Give the number of lines that include the word "JSON", and nothing else.

### Stored data entries
■ ■ ■ ■
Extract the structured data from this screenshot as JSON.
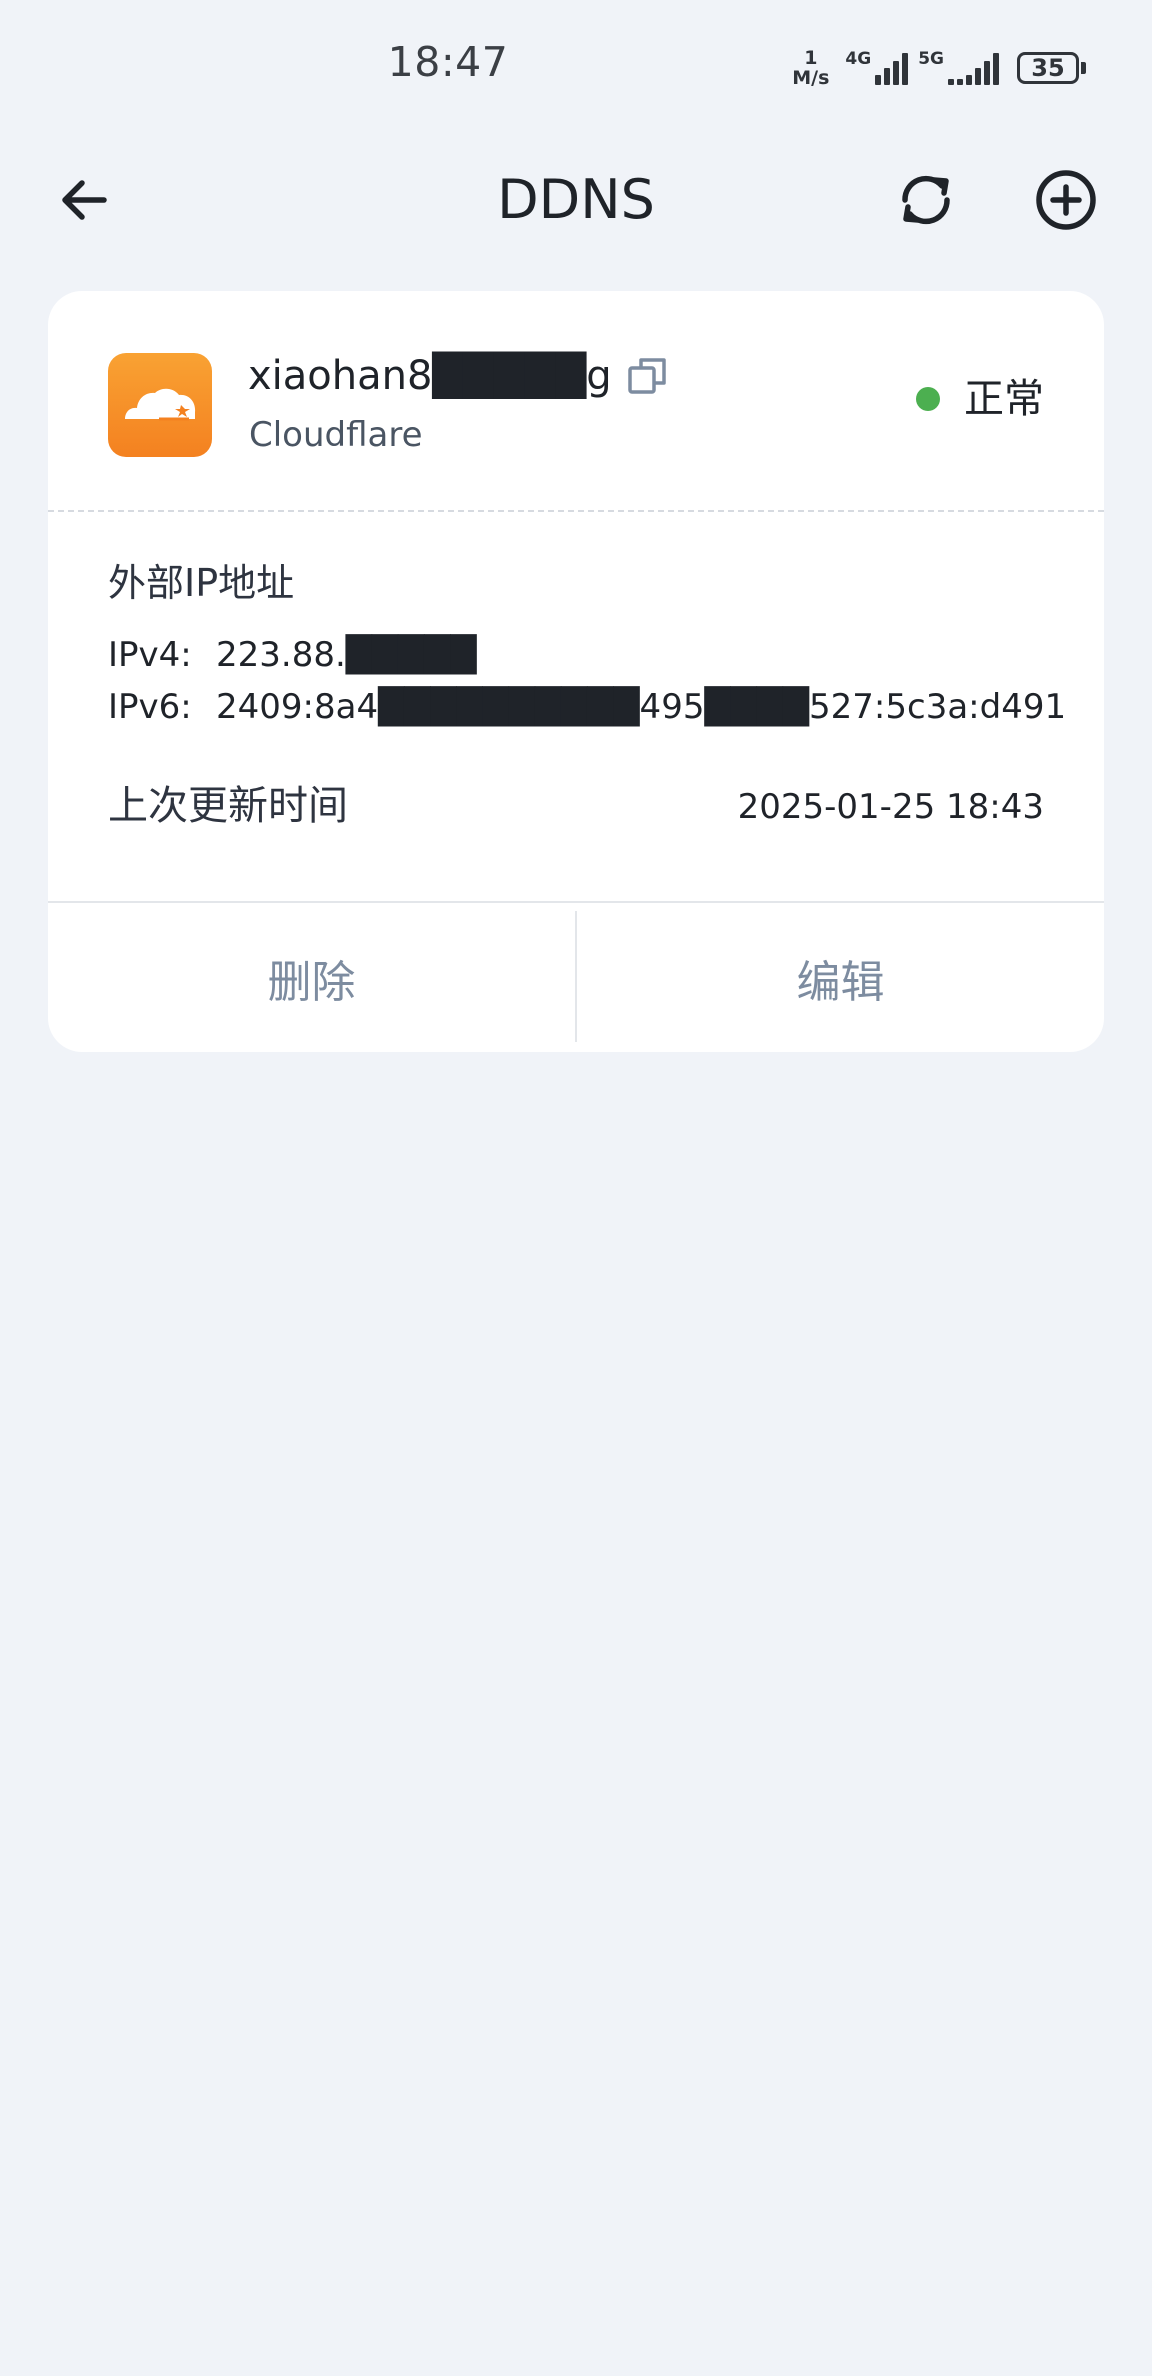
{
  "status_bar": {
    "time": "18:47",
    "net_speed_value": "1",
    "net_speed_unit": "M/s",
    "network_1": "4G",
    "network_2": "5G",
    "battery": "35"
  },
  "header": {
    "title": "DDNS",
    "icons": {
      "back": "arrow-left-icon",
      "refresh": "refresh-icon",
      "add": "plus-circle-icon"
    }
  },
  "ddns_card": {
    "domain": "xiaohan8█████g",
    "provider": "Cloudflare",
    "provider_logo": "cloudflare-logo",
    "status_text": "正常",
    "status_color": "#4CAF50",
    "section_title": "外部IP地址",
    "ipv4_label": "IPv4:",
    "ipv4_value": "223.88.█████",
    "ipv6_label": "IPv6:",
    "ipv6_value": "2409:8a4██████████495████527:5c3a:d491",
    "last_update_label": "上次更新时间",
    "last_update_value": "2025-01-25 18:43",
    "delete_label": "删除",
    "edit_label": "编辑"
  },
  "colors": {
    "background": "#F0F3F8",
    "card": "#FFFFFF",
    "brand_orange": "#F48120",
    "action_text": "#7D8CA0"
  }
}
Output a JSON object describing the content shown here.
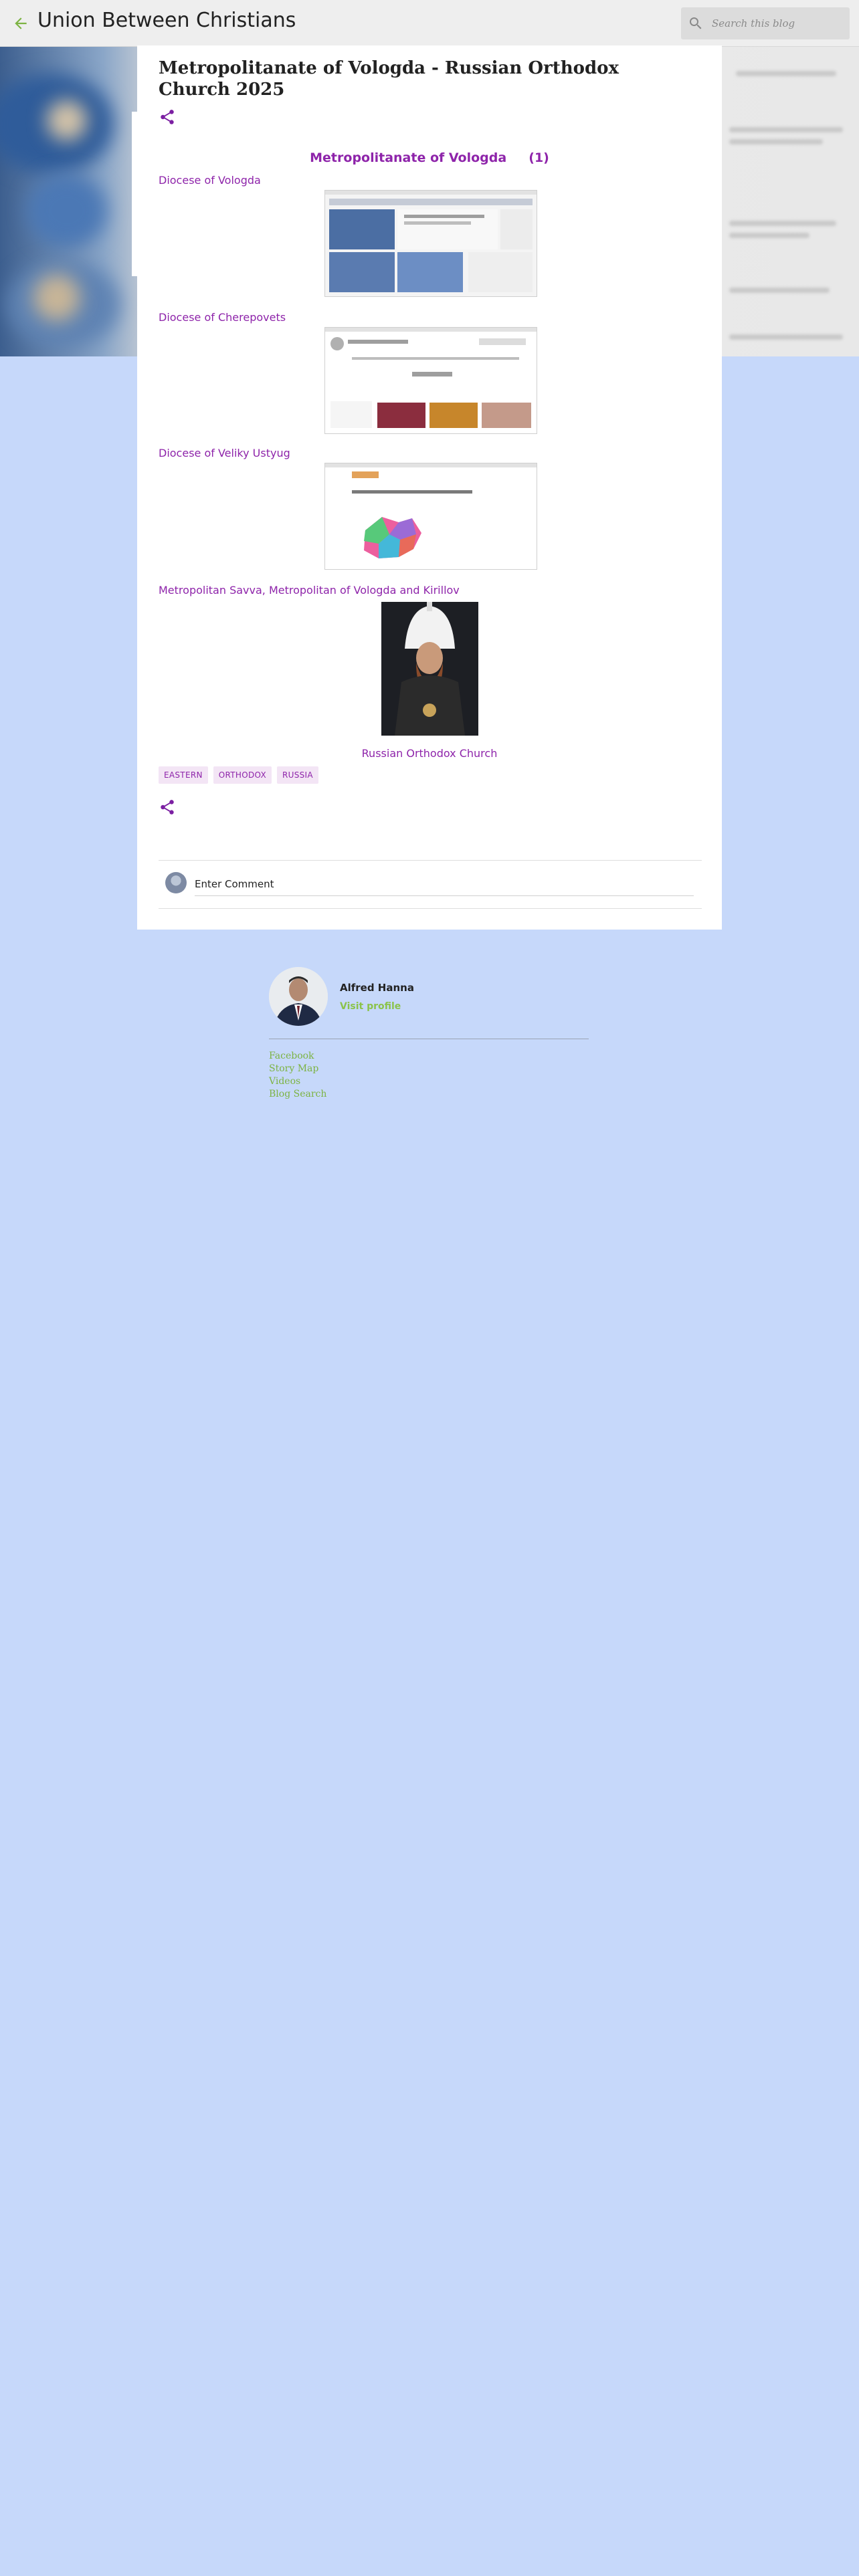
■ ■ ■ ■
### EXERCISE RESULT
2